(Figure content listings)
-- BEGIN --

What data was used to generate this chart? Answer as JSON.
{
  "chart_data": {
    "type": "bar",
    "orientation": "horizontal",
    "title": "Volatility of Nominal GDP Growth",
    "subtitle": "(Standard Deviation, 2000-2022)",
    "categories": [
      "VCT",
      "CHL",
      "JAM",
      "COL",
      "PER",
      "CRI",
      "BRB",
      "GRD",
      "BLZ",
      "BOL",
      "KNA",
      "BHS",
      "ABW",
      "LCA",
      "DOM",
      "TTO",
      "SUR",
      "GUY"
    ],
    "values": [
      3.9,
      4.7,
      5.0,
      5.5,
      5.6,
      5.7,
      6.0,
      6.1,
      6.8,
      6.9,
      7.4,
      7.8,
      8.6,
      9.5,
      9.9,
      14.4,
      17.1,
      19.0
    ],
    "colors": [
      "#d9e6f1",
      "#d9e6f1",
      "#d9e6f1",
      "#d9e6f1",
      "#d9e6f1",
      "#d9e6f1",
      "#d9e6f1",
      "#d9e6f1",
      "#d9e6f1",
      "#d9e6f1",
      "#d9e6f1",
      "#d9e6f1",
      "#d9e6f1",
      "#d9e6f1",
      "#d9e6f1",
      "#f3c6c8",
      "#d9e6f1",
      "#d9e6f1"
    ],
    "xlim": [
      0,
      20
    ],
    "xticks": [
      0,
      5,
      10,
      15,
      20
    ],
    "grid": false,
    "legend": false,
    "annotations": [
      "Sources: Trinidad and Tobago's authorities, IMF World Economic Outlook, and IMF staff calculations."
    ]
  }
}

-- END --

#### [EXERCISE DETAILS]
In this exercise, repeat all entries exactly.

#### [TASK RESULT]
What data was used to generate this chart? Answer as JSON.
{
  "chart_data": {
    "type": "bar",
    "orientation": "horizontal",
    "title": "Volatility of Nominal GDP Growth",
    "subtitle": "(Standard Deviation, 2000-2022)",
    "categories": [
      "VCT",
      "CHL",
      "JAM",
      "COL",
      "PER",
      "CRI",
      "BRB",
      "GRD",
      "BLZ",
      "BOL",
      "KNA",
      "BHS",
      "ABW",
      "LCA",
      "DOM",
      "TTO",
      "SUR",
      "GUY"
    ],
    "values": [
      3.9,
      4.7,
      5.0,
      5.5,
      5.6,
      5.7,
      6.0,
      6.1,
      6.8,
      6.9,
      7.4,
      7.8,
      8.6,
      9.5,
      9.9,
      14.4,
      17.1,
      19.0
    ],
    "colors": [
      "#d9e6f1",
      "#d9e6f1",
      "#d9e6f1",
      "#d9e6f1",
      "#d9e6f1",
      "#d9e6f1",
      "#d9e6f1",
      "#d9e6f1",
      "#d9e6f1",
      "#d9e6f1",
      "#d9e6f1",
      "#d9e6f1",
      "#d9e6f1",
      "#d9e6f1",
      "#d9e6f1",
      "#f3c6c8",
      "#d9e6f1",
      "#d9e6f1"
    ],
    "xlim": [
      0,
      20
    ],
    "xticks": [
      0,
      5,
      10,
      15,
      20
    ],
    "grid": false,
    "legend": false,
    "annotations": [
      "Sources: Trinidad and Tobago's authorities, IMF World Economic Outlook, and IMF staff calculations."
    ]
  }
}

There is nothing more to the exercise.